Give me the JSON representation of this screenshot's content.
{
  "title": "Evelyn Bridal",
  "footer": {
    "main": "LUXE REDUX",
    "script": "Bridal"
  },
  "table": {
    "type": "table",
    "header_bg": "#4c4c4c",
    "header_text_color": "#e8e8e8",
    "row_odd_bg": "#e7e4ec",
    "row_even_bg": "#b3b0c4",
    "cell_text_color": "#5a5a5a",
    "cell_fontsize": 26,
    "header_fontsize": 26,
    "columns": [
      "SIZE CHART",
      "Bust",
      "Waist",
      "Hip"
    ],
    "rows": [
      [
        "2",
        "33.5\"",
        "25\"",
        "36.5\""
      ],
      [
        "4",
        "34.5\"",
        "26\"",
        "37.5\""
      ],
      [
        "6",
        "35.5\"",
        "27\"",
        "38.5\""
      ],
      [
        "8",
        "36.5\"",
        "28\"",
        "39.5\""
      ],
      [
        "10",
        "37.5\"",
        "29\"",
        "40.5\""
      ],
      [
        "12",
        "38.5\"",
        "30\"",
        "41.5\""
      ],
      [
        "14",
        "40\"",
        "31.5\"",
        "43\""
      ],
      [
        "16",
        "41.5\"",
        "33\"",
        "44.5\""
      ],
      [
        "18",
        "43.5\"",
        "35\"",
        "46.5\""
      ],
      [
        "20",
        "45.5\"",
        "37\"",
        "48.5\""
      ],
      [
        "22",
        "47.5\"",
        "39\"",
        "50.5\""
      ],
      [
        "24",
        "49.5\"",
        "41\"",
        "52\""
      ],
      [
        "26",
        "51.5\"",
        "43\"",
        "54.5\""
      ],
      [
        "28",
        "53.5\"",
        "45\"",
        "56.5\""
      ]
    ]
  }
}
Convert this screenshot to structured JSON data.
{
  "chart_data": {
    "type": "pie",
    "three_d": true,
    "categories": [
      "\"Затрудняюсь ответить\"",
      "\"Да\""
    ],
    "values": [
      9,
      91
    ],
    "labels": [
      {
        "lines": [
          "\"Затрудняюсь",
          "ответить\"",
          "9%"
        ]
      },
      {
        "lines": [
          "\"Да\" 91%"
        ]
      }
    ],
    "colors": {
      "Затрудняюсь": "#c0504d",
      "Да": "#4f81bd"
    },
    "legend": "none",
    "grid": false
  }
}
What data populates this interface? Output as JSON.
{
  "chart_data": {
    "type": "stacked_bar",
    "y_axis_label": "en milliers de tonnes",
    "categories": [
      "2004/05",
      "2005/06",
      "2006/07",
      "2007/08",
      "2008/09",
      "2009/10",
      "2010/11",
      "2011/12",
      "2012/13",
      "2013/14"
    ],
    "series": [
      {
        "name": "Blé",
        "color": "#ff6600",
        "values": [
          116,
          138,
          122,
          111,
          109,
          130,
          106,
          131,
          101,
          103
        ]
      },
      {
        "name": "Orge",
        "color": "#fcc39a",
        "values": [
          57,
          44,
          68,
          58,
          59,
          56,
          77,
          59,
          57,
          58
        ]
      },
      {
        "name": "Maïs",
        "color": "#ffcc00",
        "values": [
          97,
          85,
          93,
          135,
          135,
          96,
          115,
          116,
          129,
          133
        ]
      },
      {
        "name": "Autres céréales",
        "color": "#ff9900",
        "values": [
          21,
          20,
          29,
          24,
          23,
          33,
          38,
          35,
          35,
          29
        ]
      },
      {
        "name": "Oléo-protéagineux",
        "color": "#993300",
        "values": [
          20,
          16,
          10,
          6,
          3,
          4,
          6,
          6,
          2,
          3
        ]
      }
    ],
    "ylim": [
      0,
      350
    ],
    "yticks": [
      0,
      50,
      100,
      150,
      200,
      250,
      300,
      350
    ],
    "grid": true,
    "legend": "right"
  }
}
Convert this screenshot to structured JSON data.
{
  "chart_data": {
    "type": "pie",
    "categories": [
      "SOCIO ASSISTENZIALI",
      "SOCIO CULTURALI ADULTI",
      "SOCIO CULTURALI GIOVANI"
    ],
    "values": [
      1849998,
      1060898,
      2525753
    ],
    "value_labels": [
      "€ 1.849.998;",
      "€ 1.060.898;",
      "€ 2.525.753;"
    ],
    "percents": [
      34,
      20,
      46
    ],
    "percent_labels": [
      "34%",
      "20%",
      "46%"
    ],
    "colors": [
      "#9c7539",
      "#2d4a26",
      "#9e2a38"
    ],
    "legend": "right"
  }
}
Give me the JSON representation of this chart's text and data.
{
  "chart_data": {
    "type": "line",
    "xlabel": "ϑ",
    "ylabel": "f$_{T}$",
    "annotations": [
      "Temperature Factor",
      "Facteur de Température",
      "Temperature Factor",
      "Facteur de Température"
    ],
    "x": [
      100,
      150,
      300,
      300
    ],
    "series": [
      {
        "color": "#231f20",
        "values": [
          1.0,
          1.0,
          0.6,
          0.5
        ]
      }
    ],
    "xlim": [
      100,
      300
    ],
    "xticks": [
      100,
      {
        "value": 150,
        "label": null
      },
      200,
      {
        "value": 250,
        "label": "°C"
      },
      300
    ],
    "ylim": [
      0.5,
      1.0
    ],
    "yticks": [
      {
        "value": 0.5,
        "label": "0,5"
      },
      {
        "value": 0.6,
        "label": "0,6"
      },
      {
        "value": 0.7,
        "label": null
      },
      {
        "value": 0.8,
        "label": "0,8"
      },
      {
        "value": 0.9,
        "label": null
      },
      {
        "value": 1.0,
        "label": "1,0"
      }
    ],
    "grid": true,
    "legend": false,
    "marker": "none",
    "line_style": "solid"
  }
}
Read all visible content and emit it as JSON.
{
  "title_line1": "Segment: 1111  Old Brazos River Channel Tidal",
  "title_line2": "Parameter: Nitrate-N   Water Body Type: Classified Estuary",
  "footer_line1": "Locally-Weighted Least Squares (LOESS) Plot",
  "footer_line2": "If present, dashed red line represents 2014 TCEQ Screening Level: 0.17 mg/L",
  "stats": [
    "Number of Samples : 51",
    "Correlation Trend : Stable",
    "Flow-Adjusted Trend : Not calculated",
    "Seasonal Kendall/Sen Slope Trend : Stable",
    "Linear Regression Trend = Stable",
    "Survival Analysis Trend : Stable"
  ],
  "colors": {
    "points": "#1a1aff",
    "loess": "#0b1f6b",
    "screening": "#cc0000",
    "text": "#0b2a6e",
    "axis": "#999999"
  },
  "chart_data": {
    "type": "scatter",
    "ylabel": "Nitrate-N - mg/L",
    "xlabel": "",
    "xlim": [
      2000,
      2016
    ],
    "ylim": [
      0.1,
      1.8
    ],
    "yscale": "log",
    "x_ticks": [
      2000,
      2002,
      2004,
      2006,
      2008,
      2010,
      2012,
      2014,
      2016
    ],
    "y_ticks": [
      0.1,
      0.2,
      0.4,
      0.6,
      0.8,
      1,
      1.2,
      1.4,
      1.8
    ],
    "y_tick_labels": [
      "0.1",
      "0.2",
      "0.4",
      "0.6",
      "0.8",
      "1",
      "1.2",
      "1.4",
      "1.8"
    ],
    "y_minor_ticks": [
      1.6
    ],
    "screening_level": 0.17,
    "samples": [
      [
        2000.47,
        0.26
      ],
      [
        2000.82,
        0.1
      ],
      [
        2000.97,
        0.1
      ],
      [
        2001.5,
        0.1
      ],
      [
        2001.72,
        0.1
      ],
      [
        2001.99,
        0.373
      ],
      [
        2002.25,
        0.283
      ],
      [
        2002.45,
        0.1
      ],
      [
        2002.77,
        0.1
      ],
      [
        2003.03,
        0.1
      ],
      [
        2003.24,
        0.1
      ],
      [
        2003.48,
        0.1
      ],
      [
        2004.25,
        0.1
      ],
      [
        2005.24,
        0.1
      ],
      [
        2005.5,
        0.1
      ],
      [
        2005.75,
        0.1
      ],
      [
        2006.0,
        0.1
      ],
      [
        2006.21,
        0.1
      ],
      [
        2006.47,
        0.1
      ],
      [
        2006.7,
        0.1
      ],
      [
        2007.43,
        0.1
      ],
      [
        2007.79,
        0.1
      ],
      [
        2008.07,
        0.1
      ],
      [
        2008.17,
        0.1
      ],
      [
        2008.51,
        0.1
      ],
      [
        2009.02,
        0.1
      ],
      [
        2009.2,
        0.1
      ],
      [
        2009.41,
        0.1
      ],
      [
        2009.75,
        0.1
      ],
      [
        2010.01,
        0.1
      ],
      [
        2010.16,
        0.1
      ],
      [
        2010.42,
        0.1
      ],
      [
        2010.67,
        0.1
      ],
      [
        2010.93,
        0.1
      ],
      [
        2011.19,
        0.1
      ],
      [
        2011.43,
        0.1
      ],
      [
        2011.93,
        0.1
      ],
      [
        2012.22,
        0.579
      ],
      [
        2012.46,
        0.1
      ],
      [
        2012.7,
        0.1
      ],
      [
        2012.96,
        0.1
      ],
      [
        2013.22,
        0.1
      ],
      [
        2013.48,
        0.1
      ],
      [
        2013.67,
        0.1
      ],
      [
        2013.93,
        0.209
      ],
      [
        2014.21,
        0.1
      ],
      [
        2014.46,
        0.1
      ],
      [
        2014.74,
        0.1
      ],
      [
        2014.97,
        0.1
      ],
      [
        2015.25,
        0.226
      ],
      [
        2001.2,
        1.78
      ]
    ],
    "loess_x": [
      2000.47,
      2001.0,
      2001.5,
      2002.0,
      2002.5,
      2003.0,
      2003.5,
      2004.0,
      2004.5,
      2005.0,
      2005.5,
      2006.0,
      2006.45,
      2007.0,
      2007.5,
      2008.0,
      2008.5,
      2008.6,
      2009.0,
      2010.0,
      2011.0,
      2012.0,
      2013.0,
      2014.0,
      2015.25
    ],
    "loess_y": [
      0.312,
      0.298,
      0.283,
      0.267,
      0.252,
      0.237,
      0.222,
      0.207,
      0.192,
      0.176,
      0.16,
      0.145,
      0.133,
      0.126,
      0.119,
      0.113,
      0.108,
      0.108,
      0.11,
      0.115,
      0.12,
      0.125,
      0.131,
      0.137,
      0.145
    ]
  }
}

***

» **Goal**: Of all the lines in the listing above, how many contain the word "representation"? Answer with the number alone.

» **Expected answer**: 2